# [Challenge]
Will you give every entry again exactly as it stands?

►

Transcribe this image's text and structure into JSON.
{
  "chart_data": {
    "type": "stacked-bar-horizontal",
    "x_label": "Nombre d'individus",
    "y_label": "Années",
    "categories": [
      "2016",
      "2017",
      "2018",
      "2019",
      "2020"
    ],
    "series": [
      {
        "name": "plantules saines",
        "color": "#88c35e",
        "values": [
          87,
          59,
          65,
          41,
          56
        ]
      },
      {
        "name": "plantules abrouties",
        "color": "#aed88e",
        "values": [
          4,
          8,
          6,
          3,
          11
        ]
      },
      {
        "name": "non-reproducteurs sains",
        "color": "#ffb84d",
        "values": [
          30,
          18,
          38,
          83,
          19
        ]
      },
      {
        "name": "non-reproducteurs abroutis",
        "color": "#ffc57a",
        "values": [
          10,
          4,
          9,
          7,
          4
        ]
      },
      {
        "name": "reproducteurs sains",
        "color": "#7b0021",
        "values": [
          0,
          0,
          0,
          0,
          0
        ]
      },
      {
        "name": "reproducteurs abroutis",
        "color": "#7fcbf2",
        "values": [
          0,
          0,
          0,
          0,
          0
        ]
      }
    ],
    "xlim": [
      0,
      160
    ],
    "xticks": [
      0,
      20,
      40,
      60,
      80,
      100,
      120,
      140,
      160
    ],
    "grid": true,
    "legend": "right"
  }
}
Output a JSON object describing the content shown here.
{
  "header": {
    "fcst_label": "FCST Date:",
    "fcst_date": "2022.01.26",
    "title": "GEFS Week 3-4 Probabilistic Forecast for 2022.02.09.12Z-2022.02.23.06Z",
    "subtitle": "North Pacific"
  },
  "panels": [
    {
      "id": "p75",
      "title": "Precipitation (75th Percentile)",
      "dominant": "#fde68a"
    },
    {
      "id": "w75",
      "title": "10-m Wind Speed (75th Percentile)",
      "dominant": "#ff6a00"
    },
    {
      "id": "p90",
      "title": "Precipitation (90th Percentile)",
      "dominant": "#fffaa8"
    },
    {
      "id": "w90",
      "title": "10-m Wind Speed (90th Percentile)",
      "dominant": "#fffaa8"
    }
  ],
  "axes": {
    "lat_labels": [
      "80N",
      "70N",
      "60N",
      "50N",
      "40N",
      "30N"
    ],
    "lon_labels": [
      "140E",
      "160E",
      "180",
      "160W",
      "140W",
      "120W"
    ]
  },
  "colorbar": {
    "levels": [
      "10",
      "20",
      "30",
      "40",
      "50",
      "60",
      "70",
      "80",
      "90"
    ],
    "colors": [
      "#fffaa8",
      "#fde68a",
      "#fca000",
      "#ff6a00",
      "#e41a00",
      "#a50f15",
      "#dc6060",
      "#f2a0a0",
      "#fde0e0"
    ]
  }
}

◄

# [Answer in full]
Transcribe this image's text and structure into JSON.
{
  "chart_data": {
    "type": "stacked-bar-horizontal",
    "x_label": "Nombre d'individus",
    "y_label": "Années",
    "categories": [
      "2016",
      "2017",
      "2018",
      "2019",
      "2020"
    ],
    "series": [
      {
        "name": "plantules saines",
        "color": "#88c35e",
        "values": [
          87,
          59,
          65,
          41,
          56
        ]
      },
      {
        "name": "plantules abrouties",
        "color": "#aed88e",
        "values": [
          4,
          8,
          6,
          3,
          11
        ]
      },
      {
        "name": "non-reproducteurs sains",
        "color": "#ffb84d",
        "values": [
          30,
          18,
          38,
          83,
          19
        ]
      },
      {
        "name": "non-reproducteurs abroutis",
        "color": "#ffc57a",
        "values": [
          10,
          4,
          9,
          7,
          4
        ]
      },
      {
        "name": "reproducteurs sains",
        "color": "#7b0021",
        "values": [
          0,
          0,
          0,
          0,
          0
        ]
      },
      {
        "name": "reproducteurs abroutis",
        "color": "#7fcbf2",
        "values": [
          0,
          0,
          0,
          0,
          0
        ]
      }
    ],
    "xlim": [
      0,
      160
    ],
    "xticks": [
      0,
      20,
      40,
      60,
      80,
      100,
      120,
      140,
      160
    ],
    "grid": true,
    "legend": "right"
  }
}
Output a JSON object describing the content shown here.
{
  "header": {
    "fcst_label": "FCST Date:",
    "fcst_date": "2022.01.26",
    "title": "GEFS Week 3-4 Probabilistic Forecast for 2022.02.09.12Z-2022.02.23.06Z",
    "subtitle": "North Pacific"
  },
  "panels": [
    {
      "id": "p75",
      "title": "Precipitation (75th Percentile)",
      "dominant": "#fde68a"
    },
    {
      "id": "w75",
      "title": "10-m Wind Speed (75th Percentile)",
      "dominant": "#ff6a00"
    },
    {
      "id": "p90",
      "title": "Precipitation (90th Percentile)",
      "dominant": "#fffaa8"
    },
    {
      "id": "w90",
      "title": "10-m Wind Speed (90th Percentile)",
      "dominant": "#fffaa8"
    }
  ],
  "axes": {
    "lat_labels": [
      "80N",
      "70N",
      "60N",
      "50N",
      "40N",
      "30N"
    ],
    "lon_labels": [
      "140E",
      "160E",
      "180",
      "160W",
      "140W",
      "120W"
    ]
  },
  "colorbar": {
    "levels": [
      "10",
      "20",
      "30",
      "40",
      "50",
      "60",
      "70",
      "80",
      "90"
    ],
    "colors": [
      "#fffaa8",
      "#fde68a",
      "#fca000",
      "#ff6a00",
      "#e41a00",
      "#a50f15",
      "#dc6060",
      "#f2a0a0",
      "#fde0e0"
    ]
  }
}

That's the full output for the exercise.